## Task prompt
Report how many lines contain "Plug"; state the number and nothing else.

## Data extract

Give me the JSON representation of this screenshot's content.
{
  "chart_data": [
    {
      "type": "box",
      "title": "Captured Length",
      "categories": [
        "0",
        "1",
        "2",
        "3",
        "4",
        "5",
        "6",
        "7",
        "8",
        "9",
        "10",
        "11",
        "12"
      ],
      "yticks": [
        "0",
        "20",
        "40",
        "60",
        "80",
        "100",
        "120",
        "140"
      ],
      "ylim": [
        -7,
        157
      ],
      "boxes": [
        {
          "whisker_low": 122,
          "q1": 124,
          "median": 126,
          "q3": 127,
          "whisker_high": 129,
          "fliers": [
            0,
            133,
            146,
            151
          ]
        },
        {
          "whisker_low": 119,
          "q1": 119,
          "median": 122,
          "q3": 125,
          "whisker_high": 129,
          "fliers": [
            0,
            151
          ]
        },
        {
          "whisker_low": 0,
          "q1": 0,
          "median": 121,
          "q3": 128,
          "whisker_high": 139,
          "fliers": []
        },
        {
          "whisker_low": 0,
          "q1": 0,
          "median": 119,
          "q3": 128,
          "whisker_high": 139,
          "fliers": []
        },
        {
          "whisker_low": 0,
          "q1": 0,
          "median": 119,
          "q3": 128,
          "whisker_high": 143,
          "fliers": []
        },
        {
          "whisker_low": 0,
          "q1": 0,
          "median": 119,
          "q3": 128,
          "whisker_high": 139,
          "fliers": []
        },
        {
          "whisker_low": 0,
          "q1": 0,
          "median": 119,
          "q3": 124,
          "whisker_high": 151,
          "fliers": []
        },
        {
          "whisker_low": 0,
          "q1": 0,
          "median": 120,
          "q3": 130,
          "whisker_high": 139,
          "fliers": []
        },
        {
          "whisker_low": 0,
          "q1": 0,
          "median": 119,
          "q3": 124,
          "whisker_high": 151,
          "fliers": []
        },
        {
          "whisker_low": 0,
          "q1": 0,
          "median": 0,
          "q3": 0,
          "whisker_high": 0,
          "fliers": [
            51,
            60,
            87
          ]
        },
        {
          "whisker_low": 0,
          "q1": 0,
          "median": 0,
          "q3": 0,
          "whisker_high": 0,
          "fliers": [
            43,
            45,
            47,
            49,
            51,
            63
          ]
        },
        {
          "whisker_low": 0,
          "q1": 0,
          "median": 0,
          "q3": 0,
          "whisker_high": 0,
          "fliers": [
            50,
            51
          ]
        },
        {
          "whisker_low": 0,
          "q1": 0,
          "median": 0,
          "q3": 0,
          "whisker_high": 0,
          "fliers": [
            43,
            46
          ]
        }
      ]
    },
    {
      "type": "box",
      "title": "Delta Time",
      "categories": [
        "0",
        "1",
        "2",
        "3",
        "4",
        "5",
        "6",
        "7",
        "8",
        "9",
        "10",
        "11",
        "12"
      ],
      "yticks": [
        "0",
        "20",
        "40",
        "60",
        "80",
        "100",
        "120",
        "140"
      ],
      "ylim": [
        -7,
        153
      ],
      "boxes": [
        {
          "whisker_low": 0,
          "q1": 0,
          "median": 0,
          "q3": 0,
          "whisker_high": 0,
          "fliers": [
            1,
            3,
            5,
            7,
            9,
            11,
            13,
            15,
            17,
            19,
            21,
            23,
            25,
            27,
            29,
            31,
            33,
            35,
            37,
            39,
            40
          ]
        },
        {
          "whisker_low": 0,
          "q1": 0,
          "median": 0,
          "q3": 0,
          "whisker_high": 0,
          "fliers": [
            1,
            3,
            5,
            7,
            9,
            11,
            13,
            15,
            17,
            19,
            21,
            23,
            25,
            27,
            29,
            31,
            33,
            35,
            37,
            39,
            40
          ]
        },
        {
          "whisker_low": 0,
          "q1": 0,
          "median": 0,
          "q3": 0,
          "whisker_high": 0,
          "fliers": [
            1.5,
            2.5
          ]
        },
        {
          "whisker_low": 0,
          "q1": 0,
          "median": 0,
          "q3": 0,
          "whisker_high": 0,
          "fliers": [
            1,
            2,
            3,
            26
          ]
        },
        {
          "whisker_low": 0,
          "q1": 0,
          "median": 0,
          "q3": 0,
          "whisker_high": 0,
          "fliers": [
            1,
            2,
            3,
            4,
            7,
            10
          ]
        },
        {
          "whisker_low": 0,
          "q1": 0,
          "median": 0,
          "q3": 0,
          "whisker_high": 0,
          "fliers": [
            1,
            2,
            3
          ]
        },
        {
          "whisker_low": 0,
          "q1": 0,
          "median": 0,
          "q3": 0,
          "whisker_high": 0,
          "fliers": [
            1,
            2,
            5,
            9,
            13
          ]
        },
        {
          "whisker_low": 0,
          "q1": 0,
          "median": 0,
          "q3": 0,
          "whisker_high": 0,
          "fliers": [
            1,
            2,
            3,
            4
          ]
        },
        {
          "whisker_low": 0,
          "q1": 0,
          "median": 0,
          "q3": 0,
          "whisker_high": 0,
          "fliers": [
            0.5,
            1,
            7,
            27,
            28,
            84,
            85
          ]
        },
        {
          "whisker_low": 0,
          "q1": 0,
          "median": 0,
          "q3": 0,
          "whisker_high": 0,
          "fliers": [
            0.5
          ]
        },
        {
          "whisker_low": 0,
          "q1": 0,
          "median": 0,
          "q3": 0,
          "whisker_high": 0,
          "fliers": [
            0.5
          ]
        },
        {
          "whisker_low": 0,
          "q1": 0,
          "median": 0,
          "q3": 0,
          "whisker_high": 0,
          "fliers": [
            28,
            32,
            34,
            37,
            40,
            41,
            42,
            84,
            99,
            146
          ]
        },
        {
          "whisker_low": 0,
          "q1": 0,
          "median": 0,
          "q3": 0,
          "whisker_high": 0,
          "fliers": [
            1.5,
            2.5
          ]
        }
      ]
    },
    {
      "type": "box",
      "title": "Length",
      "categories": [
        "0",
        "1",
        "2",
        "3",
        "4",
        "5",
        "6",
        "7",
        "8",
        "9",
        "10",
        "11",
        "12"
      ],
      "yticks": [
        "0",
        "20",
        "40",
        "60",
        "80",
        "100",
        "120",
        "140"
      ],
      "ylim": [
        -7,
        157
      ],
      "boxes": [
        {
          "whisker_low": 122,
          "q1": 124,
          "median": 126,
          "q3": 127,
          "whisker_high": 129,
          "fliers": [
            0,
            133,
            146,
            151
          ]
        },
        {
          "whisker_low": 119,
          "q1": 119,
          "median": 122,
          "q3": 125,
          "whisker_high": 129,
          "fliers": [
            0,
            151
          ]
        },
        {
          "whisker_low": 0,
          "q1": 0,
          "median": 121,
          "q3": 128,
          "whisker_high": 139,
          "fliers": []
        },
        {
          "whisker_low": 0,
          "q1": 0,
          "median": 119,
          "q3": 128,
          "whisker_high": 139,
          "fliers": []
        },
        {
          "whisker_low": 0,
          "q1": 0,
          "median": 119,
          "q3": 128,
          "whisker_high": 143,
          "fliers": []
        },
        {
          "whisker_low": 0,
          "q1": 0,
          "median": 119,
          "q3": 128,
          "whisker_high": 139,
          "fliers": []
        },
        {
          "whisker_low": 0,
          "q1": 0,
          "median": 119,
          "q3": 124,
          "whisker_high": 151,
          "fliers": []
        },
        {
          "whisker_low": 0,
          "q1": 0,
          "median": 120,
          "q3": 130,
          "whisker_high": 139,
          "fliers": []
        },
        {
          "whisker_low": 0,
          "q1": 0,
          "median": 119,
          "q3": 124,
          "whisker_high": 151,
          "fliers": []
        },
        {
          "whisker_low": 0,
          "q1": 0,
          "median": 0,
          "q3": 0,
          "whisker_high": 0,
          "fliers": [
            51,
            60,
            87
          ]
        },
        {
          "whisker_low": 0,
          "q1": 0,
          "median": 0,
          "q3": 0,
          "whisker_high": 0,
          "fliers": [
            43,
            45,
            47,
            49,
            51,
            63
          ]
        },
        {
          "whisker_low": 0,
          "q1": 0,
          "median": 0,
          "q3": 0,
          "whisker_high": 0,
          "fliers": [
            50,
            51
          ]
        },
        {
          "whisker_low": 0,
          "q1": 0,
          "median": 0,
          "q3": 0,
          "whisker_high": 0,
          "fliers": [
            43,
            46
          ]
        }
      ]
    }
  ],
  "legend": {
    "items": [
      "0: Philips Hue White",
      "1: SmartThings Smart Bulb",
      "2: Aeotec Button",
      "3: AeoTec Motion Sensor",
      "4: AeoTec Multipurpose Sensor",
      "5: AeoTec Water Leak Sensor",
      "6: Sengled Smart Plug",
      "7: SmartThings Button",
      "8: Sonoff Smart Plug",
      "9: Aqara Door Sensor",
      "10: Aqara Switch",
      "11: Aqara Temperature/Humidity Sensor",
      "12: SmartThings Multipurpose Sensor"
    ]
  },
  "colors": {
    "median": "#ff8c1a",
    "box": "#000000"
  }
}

## Exercise result
2